:: Data records
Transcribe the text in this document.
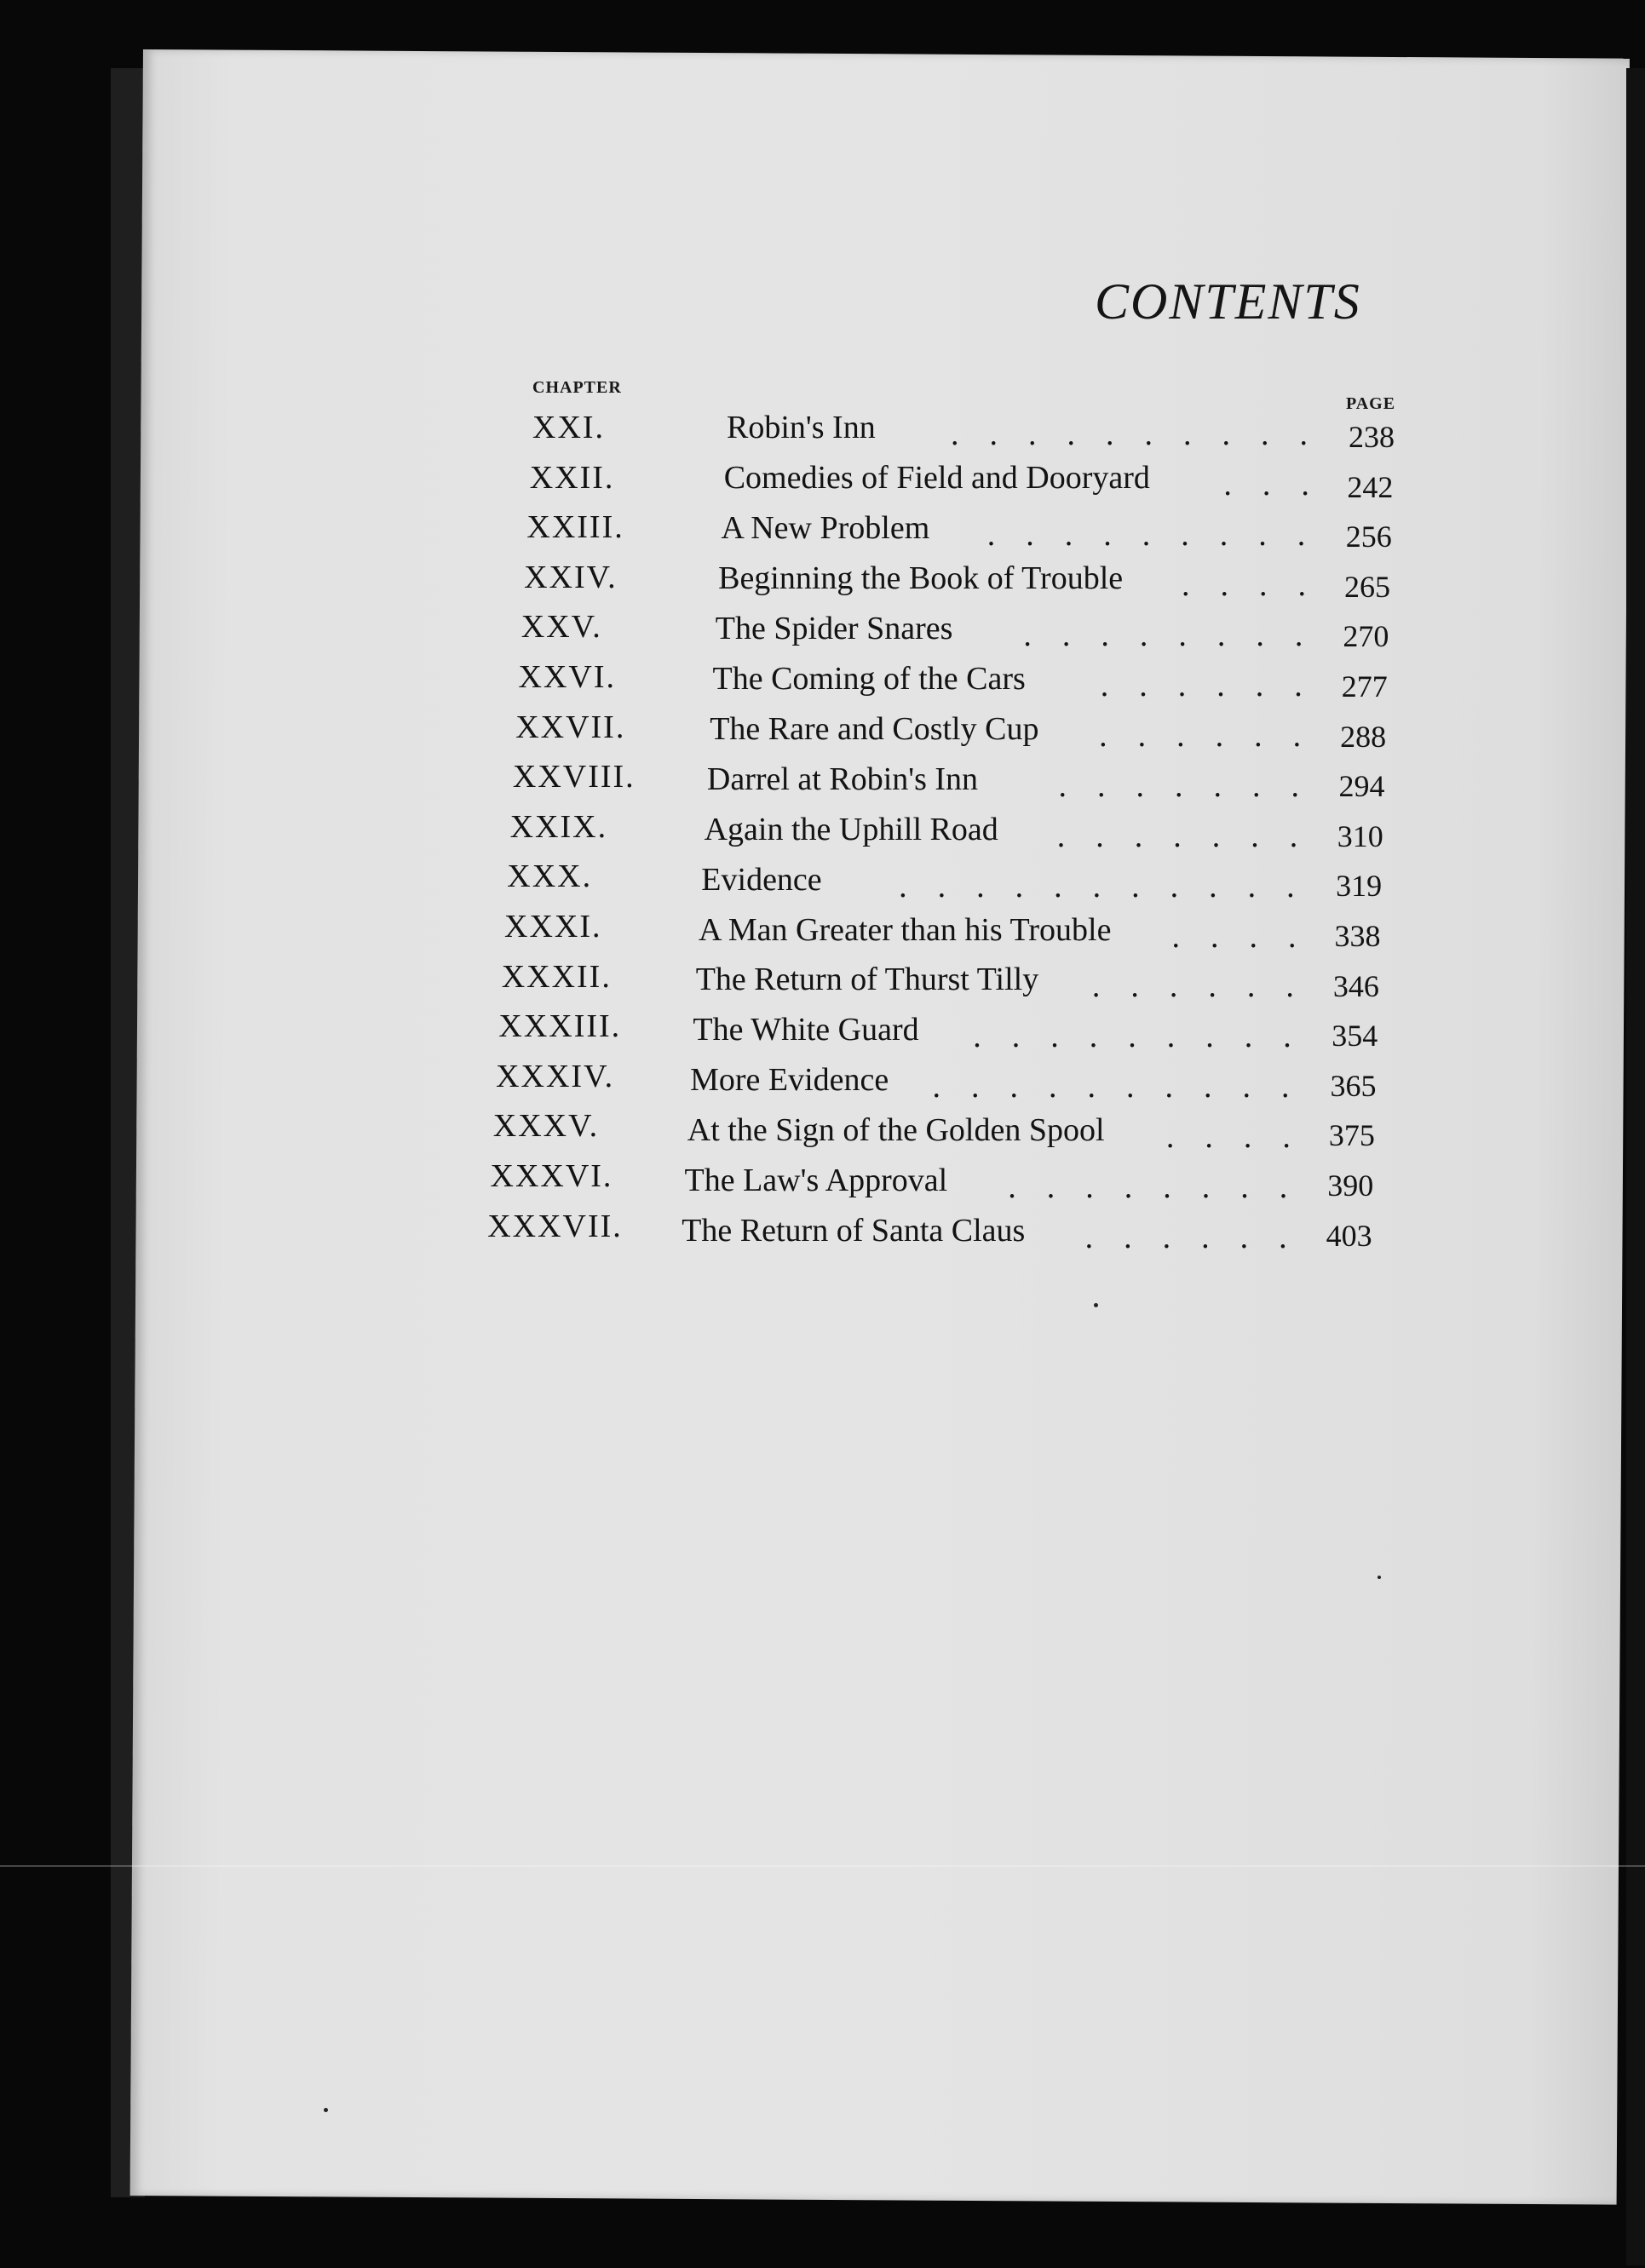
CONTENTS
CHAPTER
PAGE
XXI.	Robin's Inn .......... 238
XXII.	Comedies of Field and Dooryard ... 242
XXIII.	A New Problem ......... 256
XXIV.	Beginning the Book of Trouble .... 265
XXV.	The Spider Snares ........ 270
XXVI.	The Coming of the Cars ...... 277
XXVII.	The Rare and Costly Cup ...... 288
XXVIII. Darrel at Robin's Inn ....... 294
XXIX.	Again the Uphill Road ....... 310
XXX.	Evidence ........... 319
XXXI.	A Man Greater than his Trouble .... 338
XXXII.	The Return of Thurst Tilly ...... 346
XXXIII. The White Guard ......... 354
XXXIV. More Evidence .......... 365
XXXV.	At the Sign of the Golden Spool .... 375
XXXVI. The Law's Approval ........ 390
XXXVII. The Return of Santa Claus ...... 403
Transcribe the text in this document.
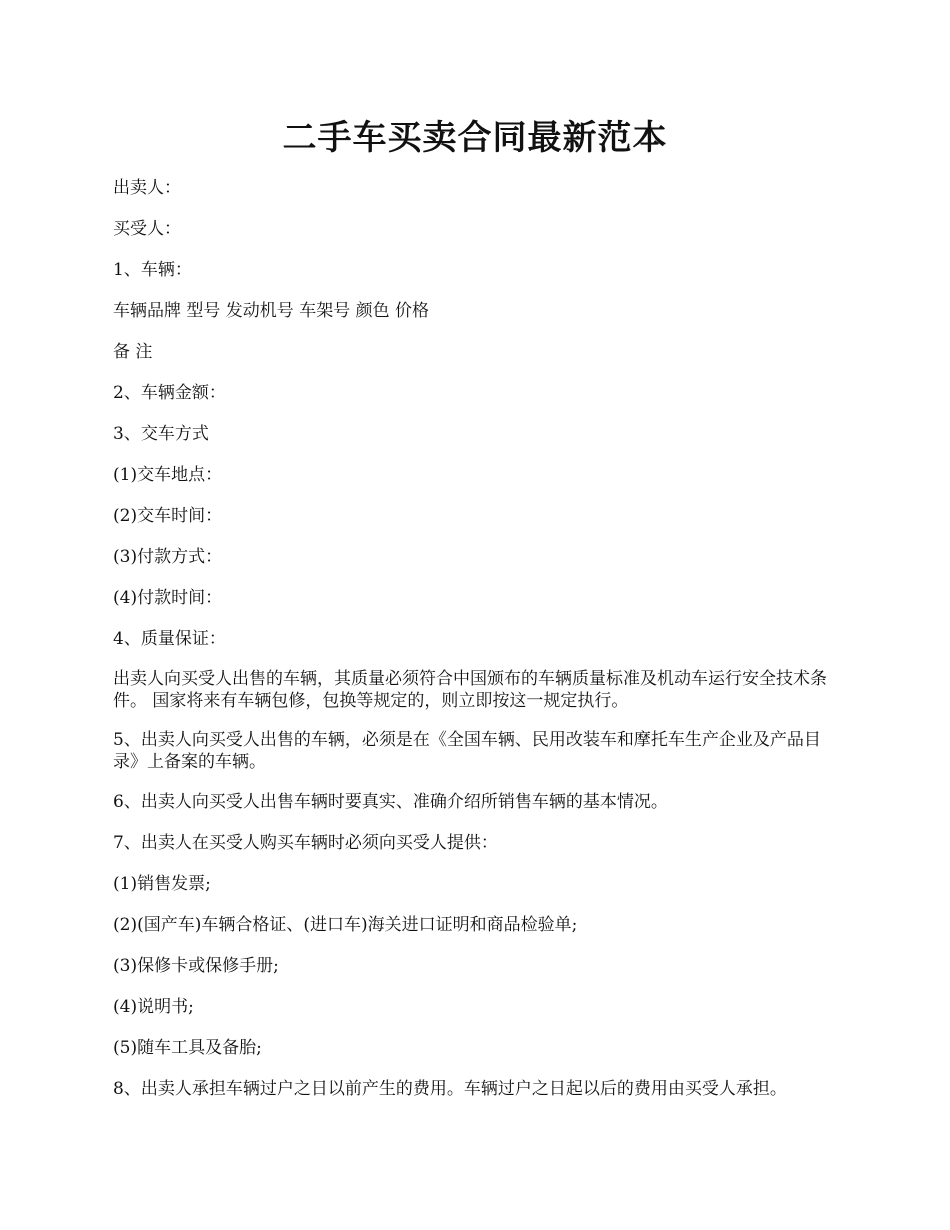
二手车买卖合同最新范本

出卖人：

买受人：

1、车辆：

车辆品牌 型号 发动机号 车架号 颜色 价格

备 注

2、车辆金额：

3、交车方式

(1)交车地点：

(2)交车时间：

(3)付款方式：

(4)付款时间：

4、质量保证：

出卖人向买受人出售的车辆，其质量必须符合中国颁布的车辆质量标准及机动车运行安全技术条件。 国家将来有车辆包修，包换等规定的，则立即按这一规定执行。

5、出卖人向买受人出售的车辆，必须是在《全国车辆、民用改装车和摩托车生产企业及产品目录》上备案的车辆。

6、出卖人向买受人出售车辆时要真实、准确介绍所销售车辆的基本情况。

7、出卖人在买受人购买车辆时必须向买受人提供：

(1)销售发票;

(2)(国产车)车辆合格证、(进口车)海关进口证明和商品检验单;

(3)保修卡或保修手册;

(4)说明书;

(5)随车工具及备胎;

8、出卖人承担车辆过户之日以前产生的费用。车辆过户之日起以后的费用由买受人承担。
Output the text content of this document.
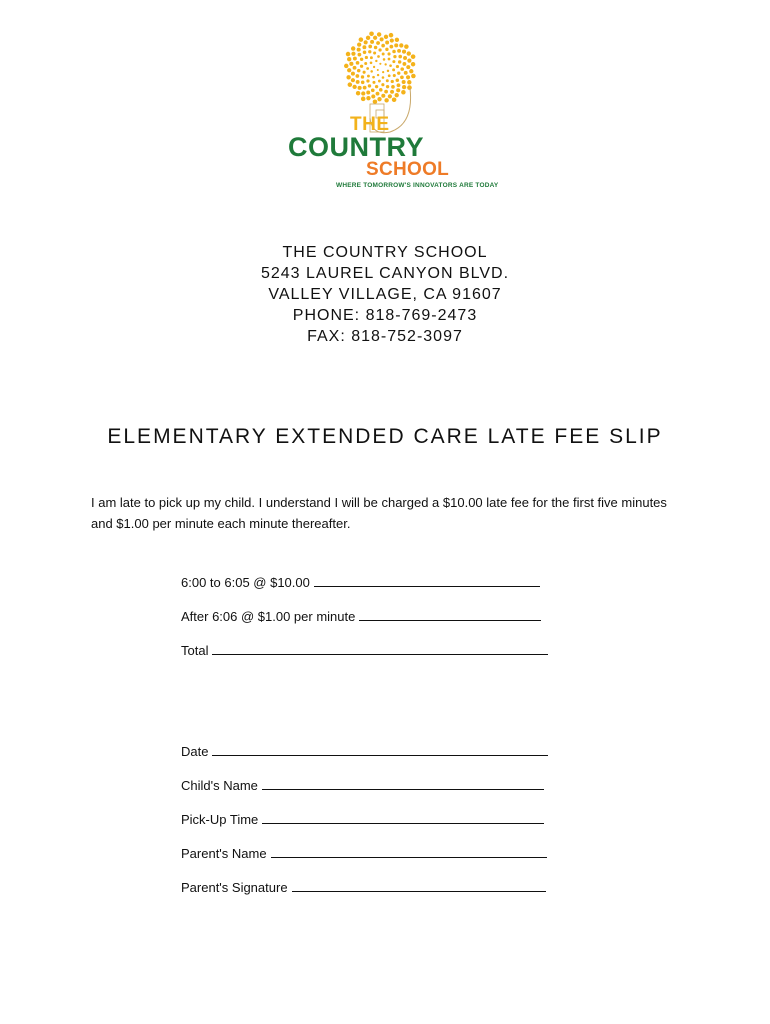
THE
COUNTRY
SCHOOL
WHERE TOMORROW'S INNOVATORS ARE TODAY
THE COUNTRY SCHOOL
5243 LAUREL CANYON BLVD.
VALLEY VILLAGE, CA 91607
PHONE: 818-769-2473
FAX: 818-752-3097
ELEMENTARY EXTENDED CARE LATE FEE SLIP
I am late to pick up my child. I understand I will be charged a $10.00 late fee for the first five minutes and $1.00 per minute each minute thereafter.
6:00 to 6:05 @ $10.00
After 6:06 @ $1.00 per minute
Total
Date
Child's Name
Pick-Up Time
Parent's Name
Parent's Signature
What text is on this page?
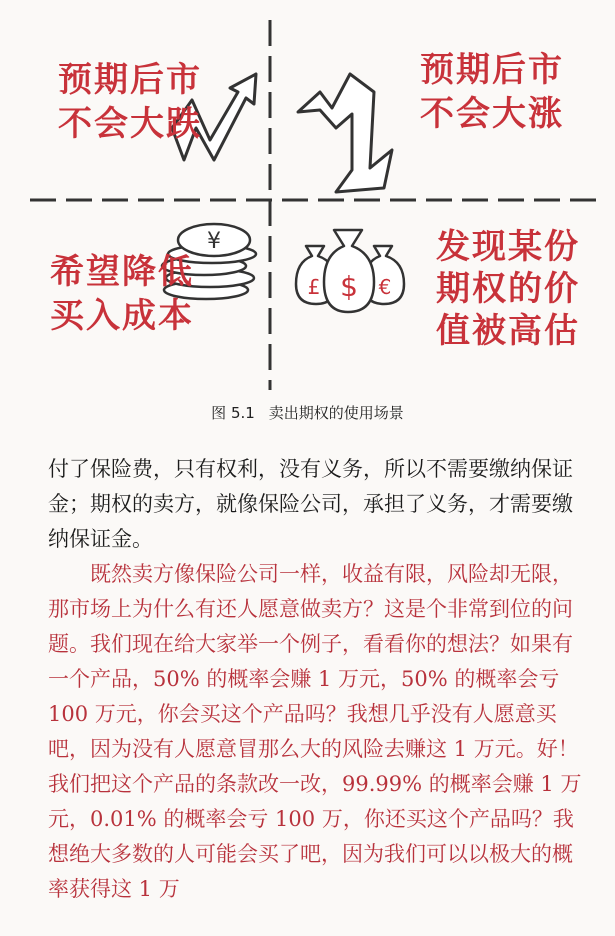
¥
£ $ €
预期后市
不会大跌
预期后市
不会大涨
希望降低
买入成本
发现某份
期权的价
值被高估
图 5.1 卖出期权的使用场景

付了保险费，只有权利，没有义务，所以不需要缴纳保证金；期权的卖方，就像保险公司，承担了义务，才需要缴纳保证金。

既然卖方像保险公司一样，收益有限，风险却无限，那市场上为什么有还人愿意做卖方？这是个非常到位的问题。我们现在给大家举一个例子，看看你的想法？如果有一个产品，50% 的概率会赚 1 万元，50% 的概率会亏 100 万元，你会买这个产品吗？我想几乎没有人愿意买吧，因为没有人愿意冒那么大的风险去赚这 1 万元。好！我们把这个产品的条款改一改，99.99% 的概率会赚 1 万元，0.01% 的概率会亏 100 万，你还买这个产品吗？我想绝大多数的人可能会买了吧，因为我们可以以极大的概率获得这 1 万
::::
Exercise instructions. Every line of text is to be repeated exactly; pictures are left out.

Solved problem.
Transcribe the text in this document.
CONTENTS
CHAPTER
PAGE
XXI.	Robin's Inn .......... 238
XXII.	Comedies of Field and Dooryard ... 242
XXIII.	A New Problem ......... 256
XXIV.	Beginning the Book of Trouble .... 265
XXV.	The Spider Snares ........ 270
XXVI.	The Coming of the Cars ...... 277
XXVII.	The Rare and Costly Cup ...... 288
XXVIII. Darrel at Robin's Inn ....... 294
XXIX.	Again the Uphill Road ....... 310
XXX.	Evidence ........... 319
XXXI.	A Man Greater than his Trouble .... 338
XXXII.	The Return of Thurst Tilly ...... 346
XXXIII. The White Guard ......... 354
XXXIV. More Evidence .......... 365
XXXV.	At the Sign of the Golden Spool .... 375
XXXVI. The Law's Approval ........ 390
XXXVII. The Return of Santa Claus ...... 403
Transcribe the text in this document.
二手车买卖合同最新范本

出卖人：

买受人：

1、车辆：

车辆品牌 型号 发动机号 车架号 颜色 价格

备 注

2、车辆金额：

3、交车方式

(1)交车地点：

(2)交车时间：

(3)付款方式：

(4)付款时间：

4、质量保证：

出卖人向买受人出售的车辆，其质量必须符合中国颁布的车辆质量标准及机动车运行安全技术条件。 国家将来有车辆包修，包换等规定的，则立即按这一规定执行。

5、出卖人向买受人出售的车辆，必须是在《全国车辆、民用改装车和摩托车生产企业及产品目录》上备案的车辆。

6、出卖人向买受人出售车辆时要真实、准确介绍所销售车辆的基本情况。

7、出卖人在买受人购买车辆时必须向买受人提供：

(1)销售发票;

(2)(国产车)车辆合格证、(进口车)海关进口证明和商品检验单;

(3)保修卡或保修手册;

(4)说明书;

(5)随车工具及备胎;

8、出卖人承担车辆过户之日以前产生的费用。车辆过户之日起以后的费用由买受人承担。
Output the text content of this document.
THE
COUNTRY
SCHOOL
WHERE TOMORROW'S INNOVATORS ARE TODAY
THE COUNTRY SCHOOL
5243 LAUREL CANYON BLVD.
VALLEY VILLAGE, CA 91607
PHONE: 818-769-2473
FAX: 818-752-3097
ELEMENTARY EXTENDED CARE LATE FEE SLIP
I am late to pick up my child. I understand I will be charged a $10.00 late fee for the first five minutes and $1.00 per minute each minute thereafter.
6:00 to 6:05 @ $10.00
After 6:06 @ $1.00 per minute
Total
Date
Child's Name
Pick-Up Time
Parent's Name
Parent's Signature
What text is on this page?
¥
£ $ €
预期后市
不会大跌
预期后市
不会大涨
希望降低
买入成本
发现某份
期权的价
值被高估
图 5.1 卖出期权的使用场景

付了保险费，只有权利，没有义务，所以不需要缴纳保证金；期权的卖方，就像保险公司，承担了义务，才需要缴纳保证金。

既然卖方像保险公司一样，收益有限，风险却无限，那市场上为什么有还人愿意做卖方？这是个非常到位的问题。我们现在给大家举一个例子，看看你的想法？如果有一个产品，50% 的概率会赚 1 万元，50% 的概率会亏 100 万元，你会买这个产品吗？我想几乎没有人愿意买吧，因为没有人愿意冒那么大的风险去赚这 1 万元。好！我们把这个产品的条款改一改，99.99% 的概率会赚 1 万元，0.01% 的概率会亏 100 万，你还买这个产品吗？我想绝大多数的人可能会买了吧，因为我们可以以极大的概率获得这 1 万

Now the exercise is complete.